- Set exercise
Copy every line of the data into your answer with no changes, but leave out the picture lines.

- Provided data
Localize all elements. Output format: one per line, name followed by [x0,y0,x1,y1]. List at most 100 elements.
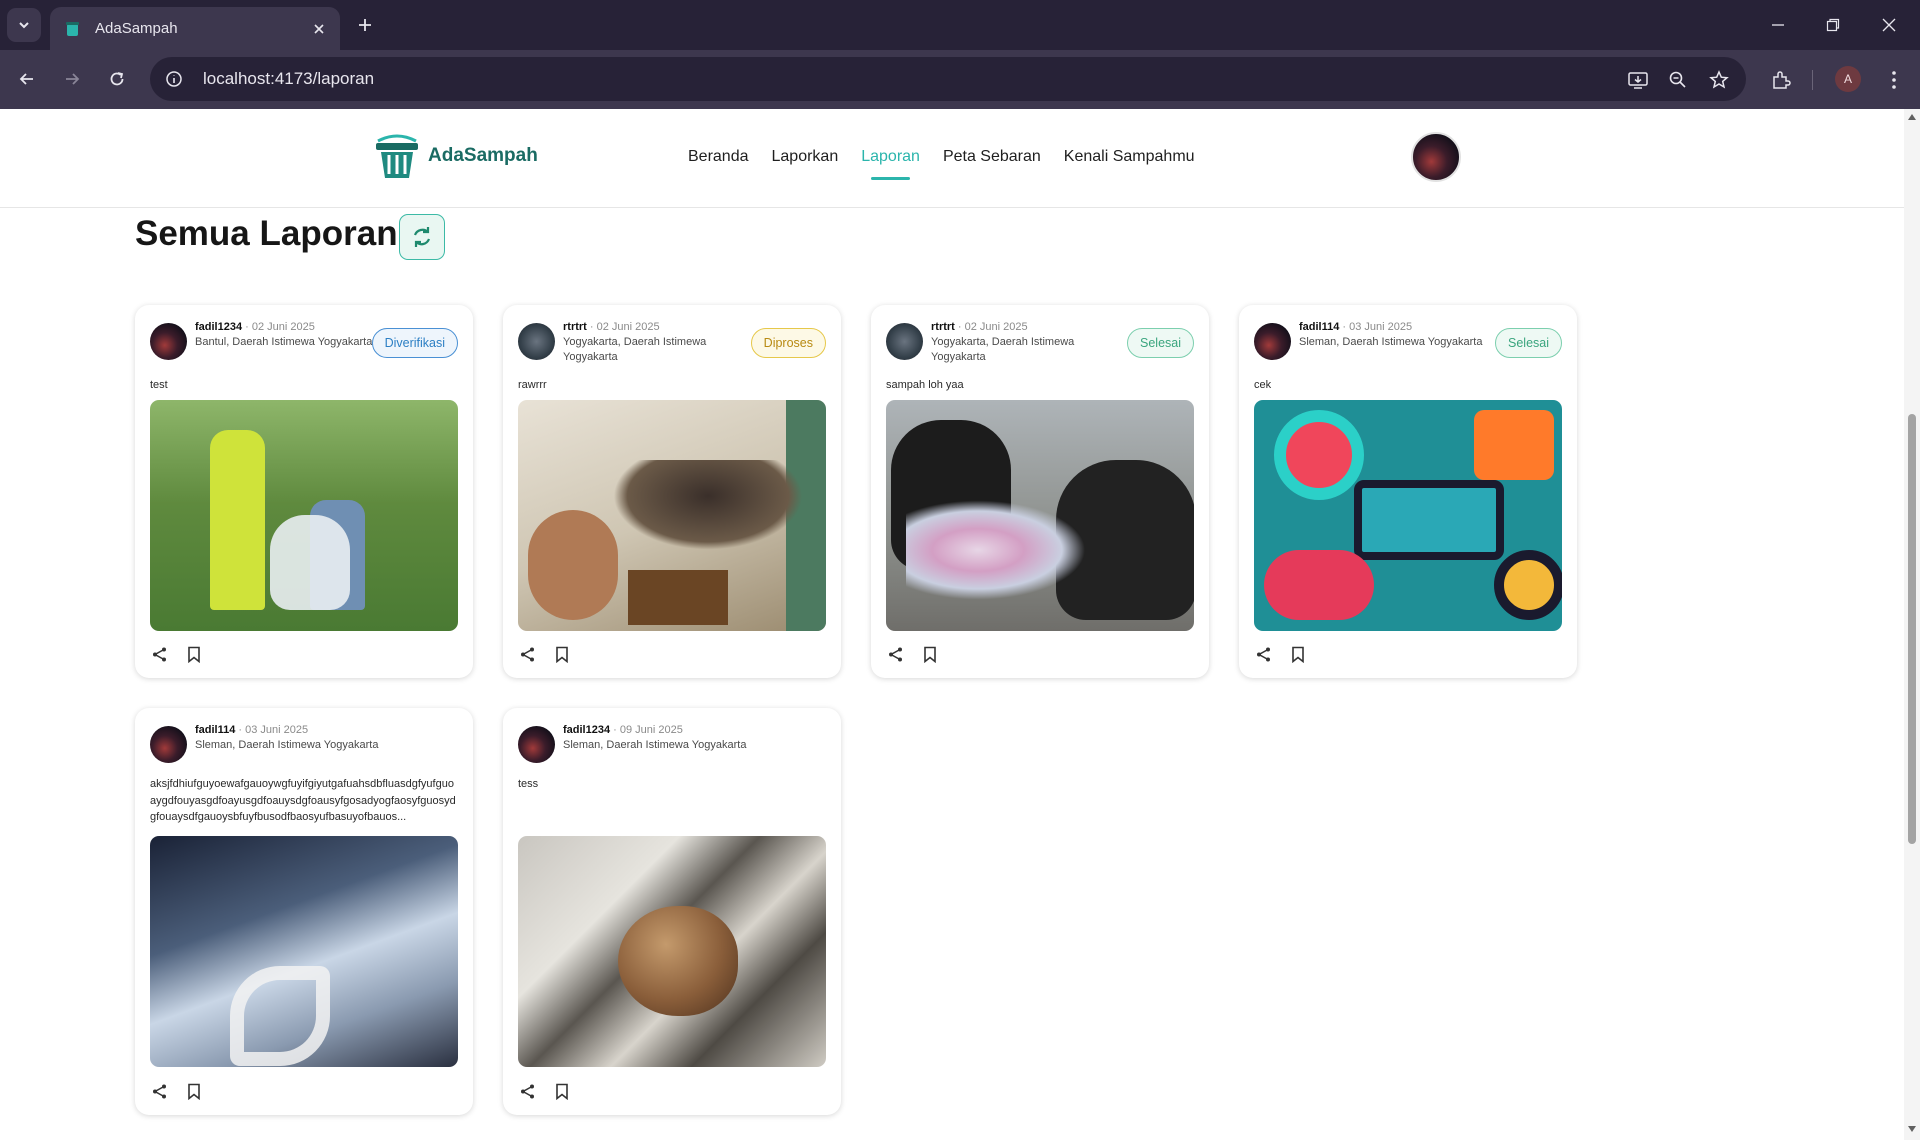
zoom-icon[interactable] [1662,64,1694,96]
bookmark-icon[interactable] [184,1082,203,1101]
card-actions [886,645,939,664]
report-card[interactable]: fadil114 · 03 Juni 2025 Sleman, Daerah I… [1239,305,1577,678]
minimize-button[interactable] [1751,0,1805,50]
refresh-button[interactable] [399,214,445,260]
report-meta: fadil1234 · 09 Juni 2025 Sleman, Daerah … [563,724,747,751]
share-icon[interactable] [518,645,537,664]
browser-toolbar: localhost:4173/laporan A [0,50,1920,109]
nav-beranda[interactable]: Beranda [688,148,749,166]
restore-button[interactable] [1806,0,1860,50]
report-photo[interactable] [150,400,458,631]
site-info-icon[interactable] [159,64,189,94]
back-button[interactable] [8,60,46,98]
report-card[interactable]: fadil1234 · 09 Juni 2025 Sleman, Daerah … [503,708,841,1115]
main-nav: Beranda Laporkan Laporan Peta Sebaran Ke… [688,148,1218,180]
report-description: cek [1254,379,1272,391]
report-description: rawrrr [518,379,547,391]
browser-tab[interactable]: AdaSampah [50,7,340,50]
user-avatar[interactable] [1411,132,1461,182]
reporter-name[interactable]: rtrtrt [931,321,955,333]
extensions-icon[interactable] [1764,63,1798,97]
nav-kenali-sampahmu[interactable]: Kenali Sampahmu [1064,148,1195,166]
scroll-down-arrow-icon[interactable] [1907,1125,1917,1133]
bookmark-icon[interactable] [552,1082,571,1101]
report-description: tess [518,778,539,790]
logo-text: AdaSampah [428,145,538,166]
url-text[interactable]: localhost:4173/laporan [203,69,1746,89]
report-card[interactable]: fadil114 · 03 Juni 2025 Sleman, Daerah I… [135,708,473,1115]
tab-search-button[interactable] [7,8,41,42]
reload-icon [110,72,124,86]
bookmark-icon[interactable] [184,645,203,664]
share-icon[interactable] [886,645,905,664]
share-icon[interactable] [150,645,169,664]
bookmark-icon[interactable] [552,645,571,664]
nav-laporan[interactable]: Laporan [861,148,920,180]
card-actions [518,1082,571,1101]
share-icon[interactable] [1254,645,1273,664]
report-date: 02 Juni 2025 [964,321,1028,333]
share-icon[interactable] [150,1082,169,1101]
reporter-avatar [886,323,923,360]
forward-button[interactable] [53,60,91,98]
report-meta: fadil114 · 03 Juni 2025 Sleman, Daerah I… [195,724,379,751]
new-tab-button[interactable] [350,10,380,40]
bookmark-icon[interactable] [920,645,939,664]
reload-button[interactable] [98,60,136,98]
report-card[interactable]: rtrtrt · 02 Juni 2025 Yogyakarta, Daerah… [871,305,1209,678]
reporter-name[interactable]: fadil114 [195,724,235,736]
status-badge: Diverifikasi [371,328,458,358]
report-location: Yogyakarta, Daerah Istimewa Yogyakarta [931,336,1075,363]
nav-peta-sebaran[interactable]: Peta Sebaran [943,148,1041,166]
reporter-name[interactable]: rtrtrt [563,321,587,333]
status-badge: Selesai [1127,328,1194,358]
report-photo[interactable] [1254,400,1562,631]
report-date: 03 Juni 2025 [245,724,309,736]
address-bar[interactable]: localhost:4173/laporan [150,57,1746,101]
bookmark-star-icon[interactable] [1703,64,1735,96]
browser-menu-icon[interactable] [1877,63,1911,97]
scrollbar-thumb[interactable] [1908,414,1916,844]
tab-favicon-icon [66,22,79,36]
reporter-avatar [150,323,187,360]
report-photo[interactable] [518,836,826,1067]
reporter-avatar [518,323,555,360]
plus-icon [359,19,371,31]
report-location: Sleman, Daerah Istimewa Yogyakarta [563,739,747,751]
report-card[interactable]: rtrtrt · 02 Juni 2025 Yogyakarta, Daerah… [503,305,841,678]
page-scrollbar[interactable] [1904,109,1920,1140]
install-app-icon[interactable] [1622,64,1654,96]
card-actions [150,645,203,664]
report-photo[interactable] [886,400,1194,631]
minimize-icon [1772,24,1784,26]
share-icon[interactable] [518,1082,537,1101]
report-date: 03 Juni 2025 [1349,321,1413,333]
profile-avatar[interactable]: A [1835,66,1861,92]
page-viewport: AdaSampah Beranda Laporkan Laporan Peta … [0,109,1904,1140]
nav-laporkan[interactable]: Laporkan [772,148,839,166]
report-photo[interactable] [518,400,826,631]
bookmark-icon[interactable] [1288,645,1307,664]
refresh-icon [413,227,431,247]
report-location: Yogyakarta, Daerah Istimewa Yogyakarta [563,336,707,363]
site-logo[interactable]: AdaSampah [372,131,538,181]
site-header: AdaSampah Beranda Laporkan Laporan Peta … [0,109,1904,208]
reporter-name[interactable]: fadil114 [1299,321,1339,333]
status-badge: Diproses [750,328,826,358]
report-meta: fadil114 · 03 Juni 2025 Sleman, Daerah I… [1299,321,1483,348]
reporter-avatar [518,726,555,763]
tab-close-icon[interactable] [306,16,332,42]
reporter-avatar [150,726,187,763]
report-meta: rtrtrt · 02 Juni 2025 Yogyakarta, Daerah… [563,321,707,363]
report-description: test [150,379,168,391]
close-window-button[interactable] [1862,0,1916,50]
scroll-up-arrow-icon[interactable] [1907,113,1917,121]
tab-title: AdaSampah [95,20,178,37]
reporter-name[interactable]: fadil1234 [195,321,242,333]
report-card[interactable]: fadil1234 · 02 Juni 2025 Bantul, Daerah … [135,305,473,678]
trash-bin-logo-icon [376,134,418,178]
report-photo[interactable] [150,836,458,1067]
reporter-name[interactable]: fadil1234 [563,724,610,736]
report-description: sampah loh yaa [886,379,964,391]
toolbar-divider [1812,70,1813,90]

- The output
Localize all elements. Output format: one per line, name followed by [x0,y0,x1,y1]. List at most 100 elements.
zoom-icon[interactable] [1662,64,1694,96]
bookmark-icon[interactable] [184,1082,203,1101]
card-actions [886,645,939,664]
report-card[interactable]: fadil114 · 03 Juni 2025 Sleman, Daerah I… [1239,305,1577,678]
minimize-button[interactable] [1751,0,1805,50]
refresh-button[interactable] [399,214,445,260]
report-meta: fadil1234 · 09 Juni 2025 Sleman, Daerah … [563,724,747,751]
share-icon[interactable] [518,645,537,664]
browser-toolbar: localhost:4173/laporan A [0,50,1920,109]
nav-beranda[interactable]: Beranda [688,148,749,166]
restore-button[interactable] [1806,0,1860,50]
report-photo[interactable] [150,400,458,631]
site-info-icon[interactable] [159,64,189,94]
back-button[interactable] [8,60,46,98]
report-card[interactable]: fadil1234 · 09 Juni 2025 Sleman, Daerah … [503,708,841,1115]
main-nav: Beranda Laporkan Laporan Peta Sebaran Ke… [688,148,1218,180]
report-description: cek [1254,379,1272,391]
report-description: rawrrr [518,379,547,391]
browser-tab[interactable]: AdaSampah [50,7,340,50]
user-avatar[interactable] [1411,132,1461,182]
reporter-name[interactable]: rtrtrt [931,321,955,333]
extensions-icon[interactable] [1764,63,1798,97]
nav-kenali-sampahmu[interactable]: Kenali Sampahmu [1064,148,1195,166]
scroll-down-arrow-icon[interactable] [1907,1125,1917,1133]
bookmark-icon[interactable] [552,1082,571,1101]
report-description: tess [518,778,539,790]
logo-text: AdaSampah [428,145,538,166]
url-text[interactable]: localhost:4173/laporan [203,69,1746,89]
report-card[interactable]: fadil114 · 03 Juni 2025 Sleman, Daerah I… [135,708,473,1115]
tab-search-button[interactable] [7,8,41,42]
reload-icon [110,72,124,86]
bookmark-icon[interactable] [184,645,203,664]
share-icon[interactable] [886,645,905,664]
share-icon[interactable] [150,645,169,664]
bookmark-icon[interactable] [552,645,571,664]
nav-laporan[interactable]: Laporan [861,148,920,180]
card-actions [518,1082,571,1101]
share-icon[interactable] [1254,645,1273,664]
report-date: 02 Juni 2025 [964,321,1028,333]
share-icon[interactable] [150,1082,169,1101]
reporter-avatar [886,323,923,360]
forward-button[interactable] [53,60,91,98]
report-meta: fadil114 · 03 Juni 2025 Sleman, Daerah I… [195,724,379,751]
new-tab-button[interactable] [350,10,380,40]
bookmark-icon[interactable] [920,645,939,664]
reload-button[interactable] [98,60,136,98]
report-card[interactable]: rtrtrt · 02 Juni 2025 Yogyakarta, Daerah… [871,305,1209,678]
reporter-name[interactable]: fadil114 [195,724,235,736]
status-badge: Diverifikasi [371,328,458,358]
report-location: Yogyakarta, Daerah Istimewa Yogyakarta [931,336,1075,363]
nav-peta-sebaran[interactable]: Peta Sebaran [943,148,1041,166]
reporter-name[interactable]: rtrtrt [563,321,587,333]
status-badge: Selesai [1127,328,1194,358]
report-photo[interactable] [1254,400,1562,631]
report-date: 03 Juni 2025 [245,724,309,736]
address-bar[interactable]: localhost:4173/laporan [150,57,1746,101]
bookmark-star-icon[interactable] [1703,64,1735,96]
browser-menu-icon[interactable] [1877,63,1911,97]
scrollbar-thumb[interactable] [1908,414,1916,844]
tab-favicon-icon [66,22,79,36]
reporter-avatar [150,323,187,360]
report-photo[interactable] [518,836,826,1067]
reporter-avatar [518,323,555,360]
plus-icon [359,19,371,31]
report-location: Sleman, Daerah Istimewa Yogyakarta [563,739,747,751]
report-card[interactable]: rtrtrt · 02 Juni 2025 Yogyakarta, Daerah… [503,305,841,678]
page-scrollbar[interactable] [1904,109,1920,1140]
install-app-icon[interactable] [1622,64,1654,96]
card-actions [150,645,203,664]
report-photo[interactable] [886,400,1194,631]
minimize-icon [1772,24,1784,26]
share-icon[interactable] [518,1082,537,1101]
report-date: 03 Juni 2025 [1349,321,1413,333]
profile-avatar[interactable]: A [1835,66,1861,92]
page-viewport: AdaSampah Beranda Laporkan Laporan Peta … [0,109,1904,1140]
nav-laporkan[interactable]: Laporkan [772,148,839,166]
report-photo[interactable] [518,400,826,631]
bookmark-icon[interactable] [1288,645,1307,664]
refresh-icon [413,227,431,247]
report-location: Yogyakarta, Daerah Istimewa Yogyakarta [563,336,707,363]
site-logo[interactable]: AdaSampah [372,131,538,181]
site-header: AdaSampah Beranda Laporkan Laporan Peta … [0,109,1904,208]
reporter-name[interactable]: fadil114 [1299,321,1339,333]
status-badge: Diproses [750,328,826,358]
report-meta: fadil114 · 03 Juni 2025 Sleman, Daerah I… [1299,321,1483,348]
reporter-avatar [518,726,555,763]
tab-close-icon[interactable] [306,16,332,42]
reporter-avatar [150,726,187,763]
report-meta: rtrtrt · 02 Juni 2025 Yogyakarta, Daerah… [563,321,707,363]
report-description: test [150,379,168,391]
close-window-button[interactable] [1862,0,1916,50]
scroll-up-arrow-icon[interactable] [1907,113,1917,121]
tab-title: AdaSampah [95,20,178,37]
reporter-name[interactable]: fadil1234 [195,321,242,333]
report-card[interactable]: fadil1234 · 02 Juni 2025 Bantul, Daerah … [135,305,473,678]
trash-bin-logo-icon [376,134,418,178]
report-photo[interactable] [150,836,458,1067]
reporter-name[interactable]: fadil1234 [563,724,610,736]
report-description: sampah loh yaa [886,379,964,391]
toolbar-divider [1812,70,1813,90]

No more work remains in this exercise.